EXCERPTED PASSAGE:
===

I've been heavily into WoW for a few months now, and don't get me wrong, it's been a great game. But Blizzard made several design decisions in creating the game, which I can summarise as follows:
1) Obtaining the most significant in-game rewards will require regularly repeating the same significant challenges in the hopes of the rewards being randomly chosen from a table of possible outcomes (normally in the form of loot drops).
2) In all cases, investment of time and effort into play will be rewarded much more heavily than skill or talent.
3) The amount of time and effort necessary to obtain the highest level of rewards is an amount which is not compatible with holding a full-time job.
4) The most significant challenges in the game will require the coordination of groups ranging in size from 5 to 40 people and cannot be undertaken in whole or in part alone.
5) It is desirable that the player remain at the keyboard without significant break for periods ranging from 90 minutes to six hours in order to finish the most significant challenges. While in theory these lengths can be done over several nights, or can be broken up into "mini-tasks" to be attempted individually, there are significant organisational and efficiency disincentives to approaching the game in this manner.
There are more such design elements hard-coded into the game design, but these in particular are the ones which have been making their presence felt on me. There may be good business reasons for some of these decisions (such as the random rewards), they don't have much to argue for them in terms of fun.
In playing the game the way it was intended to be played, I have been staying up very late at night, I have been giving my girlfriend less attention than she deserved, I have been neglecting a variety of other leisure activities including playing several other games I've been wanting to try out. All this has resulted in me regularly being significantly more tired and grumpy than I'd like.
I've been holding out largely because of the excellent guild I've had the pleasure to be a member of, and also because of Blizzard's continued promises that "it'll get better soon, honest". Well, I've yet to see any sign that things will get better, despite two major patches while I've been playing, and in point of fact the changes to the raid game in the latest patch have made things much worse.
So I'm going to be leaving World of Warcraft for a while. Sure, I still need to pop in and check out some of the patch changes, and I'll probably be back for the expansion, but I can definitely feel that feeling that tells me that I've achieved all the goals currently available in this game that I can be bothered striving for.
Before I go, let me repeat once again my quick-and-easy solution for fixing all the endgame ills in WoW. I've posted this before in a variety of forums, and I've yet to have anyone disagree with a single point.
1) All new dungeons should be multi-winged along the lines of Dire Maul or Scarlet Monastery. No single task in a dungeon should take more than an hour of non-stop play from the dungeon entrance to achieve, and nor should there be significant efficiency bonuses for doing multiple tasks in a row.

===

STORED RECORDS:
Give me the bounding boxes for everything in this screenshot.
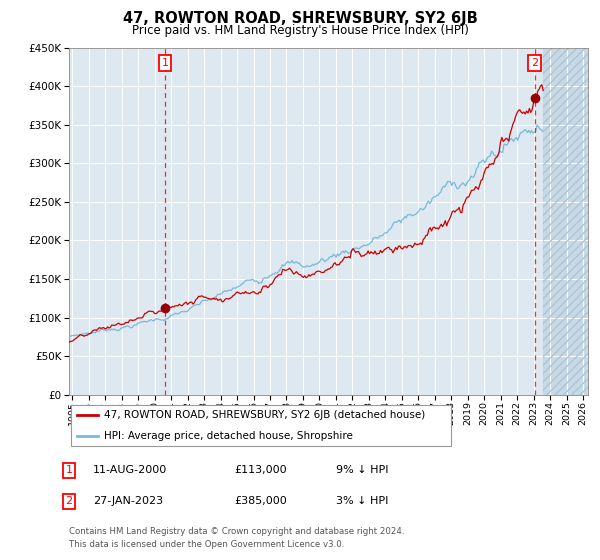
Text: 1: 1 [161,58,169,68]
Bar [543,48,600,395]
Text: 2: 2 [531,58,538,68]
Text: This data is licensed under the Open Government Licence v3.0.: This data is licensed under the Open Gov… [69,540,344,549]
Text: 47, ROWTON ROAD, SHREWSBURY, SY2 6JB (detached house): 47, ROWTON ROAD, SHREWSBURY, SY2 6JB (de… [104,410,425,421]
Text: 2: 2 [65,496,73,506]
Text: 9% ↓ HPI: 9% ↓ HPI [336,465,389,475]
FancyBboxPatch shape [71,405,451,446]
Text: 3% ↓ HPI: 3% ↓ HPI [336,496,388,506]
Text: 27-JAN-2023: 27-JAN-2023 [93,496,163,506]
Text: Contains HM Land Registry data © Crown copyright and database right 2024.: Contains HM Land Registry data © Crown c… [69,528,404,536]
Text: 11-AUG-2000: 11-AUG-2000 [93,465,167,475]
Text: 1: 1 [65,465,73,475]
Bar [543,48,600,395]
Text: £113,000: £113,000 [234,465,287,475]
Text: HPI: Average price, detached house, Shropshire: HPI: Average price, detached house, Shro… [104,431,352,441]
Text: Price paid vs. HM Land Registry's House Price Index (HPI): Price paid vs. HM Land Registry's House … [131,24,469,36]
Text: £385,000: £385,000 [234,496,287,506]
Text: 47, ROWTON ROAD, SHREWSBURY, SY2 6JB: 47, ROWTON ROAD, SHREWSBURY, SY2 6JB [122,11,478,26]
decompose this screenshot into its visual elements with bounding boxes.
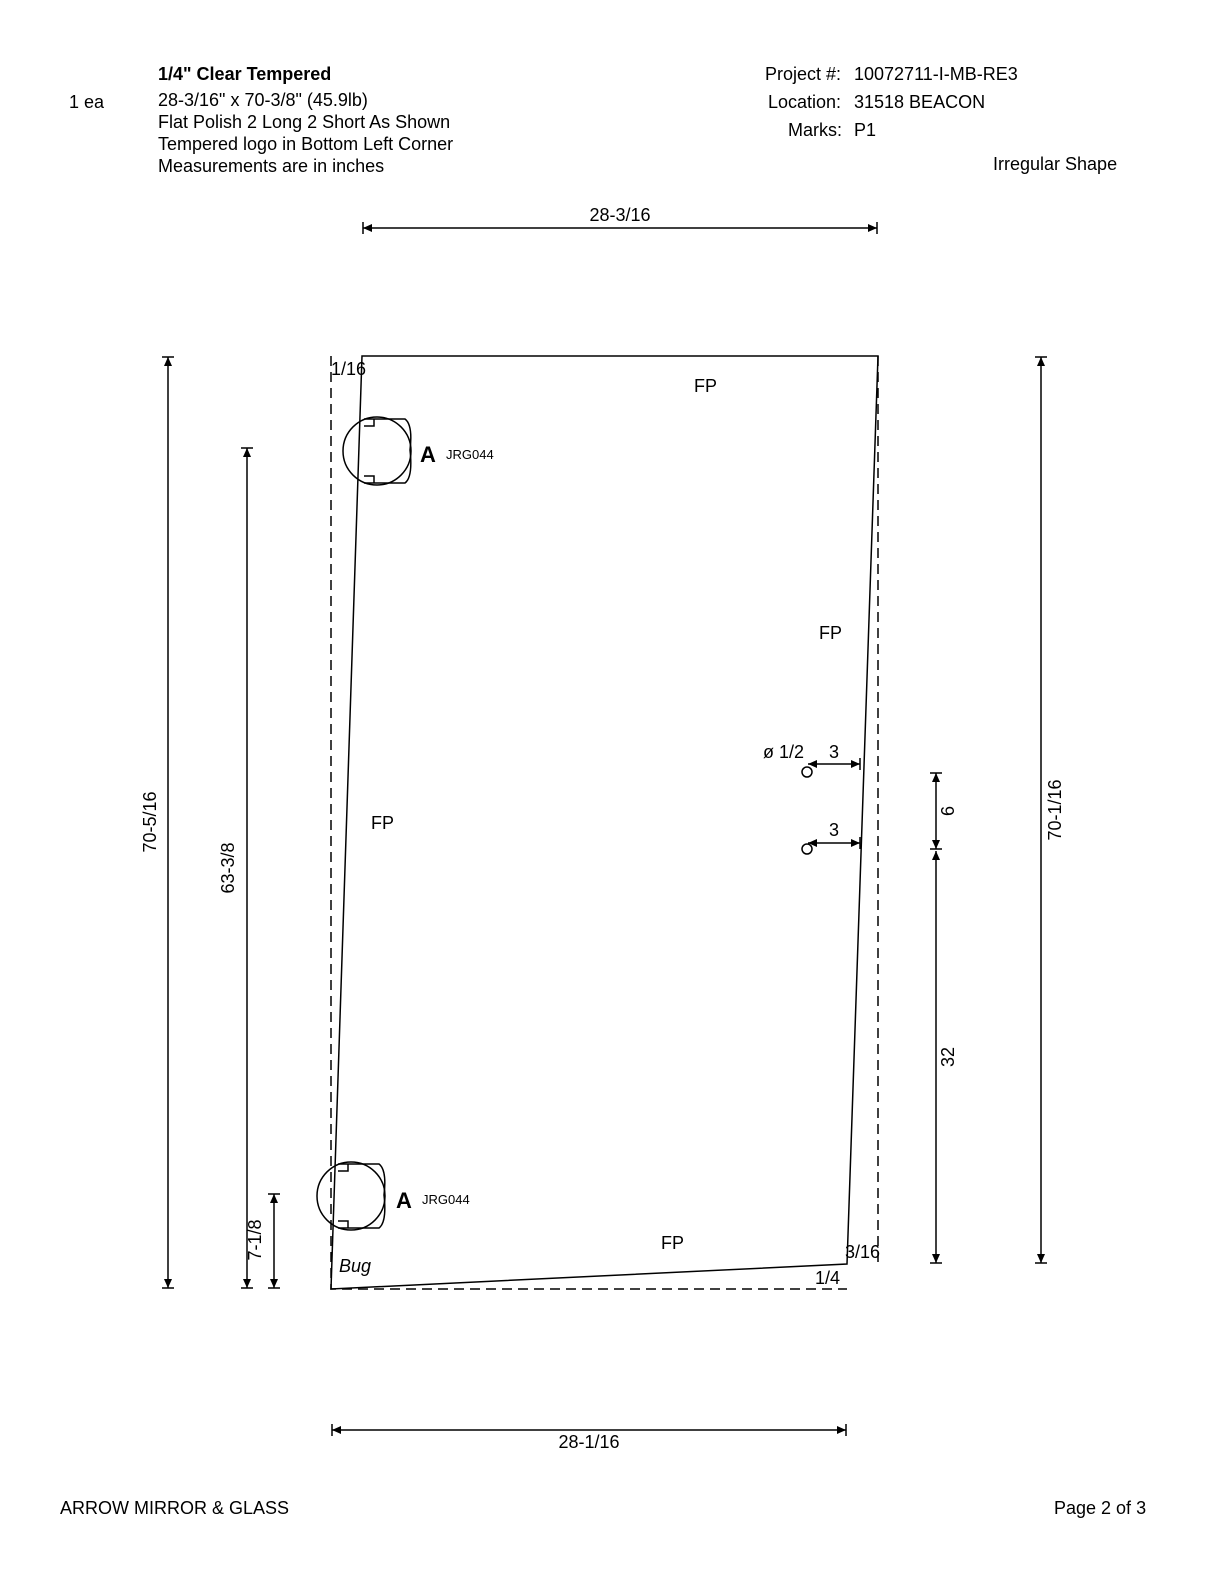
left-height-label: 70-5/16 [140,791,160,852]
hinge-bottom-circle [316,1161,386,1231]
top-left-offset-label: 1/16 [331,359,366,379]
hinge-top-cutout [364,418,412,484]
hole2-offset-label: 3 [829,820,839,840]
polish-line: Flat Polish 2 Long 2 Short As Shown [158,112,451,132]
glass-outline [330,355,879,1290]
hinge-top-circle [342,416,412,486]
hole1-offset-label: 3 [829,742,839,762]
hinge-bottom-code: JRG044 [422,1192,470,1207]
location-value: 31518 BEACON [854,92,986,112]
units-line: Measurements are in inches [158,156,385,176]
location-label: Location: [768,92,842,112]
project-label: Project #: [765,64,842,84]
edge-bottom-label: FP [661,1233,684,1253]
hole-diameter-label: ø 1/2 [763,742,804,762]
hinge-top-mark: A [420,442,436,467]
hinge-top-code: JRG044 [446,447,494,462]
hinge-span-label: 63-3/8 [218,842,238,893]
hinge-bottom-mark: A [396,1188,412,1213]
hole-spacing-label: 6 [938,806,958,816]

===

WHAT TO WORK ON:
[A] From the post about quitting World of Warcraft, copy everything from "Before I go, let" down to "a single point.".
[B] Answer these from the post about quitting World of Warcraft:
(i) What range of group sizes do the game's most significant challenges call for?
(ii) How many major patches came out while the writer was playing?
(iii) Under the proposed fix, what is the longest any single dungeon task should take?

TASK-BY-TASK RESULTS:
[A]
Before I go, let me repeat once again my quick-and-easy solution for fixing all the endgame ills in WoW. I've posted this before in a variety of forums, and I've yet to have anyone disagree with a single point.

[B]
(i) From 5 to 40 people.
(ii) Two.
(iii) An hour of non-stop play from the dungeon entrance.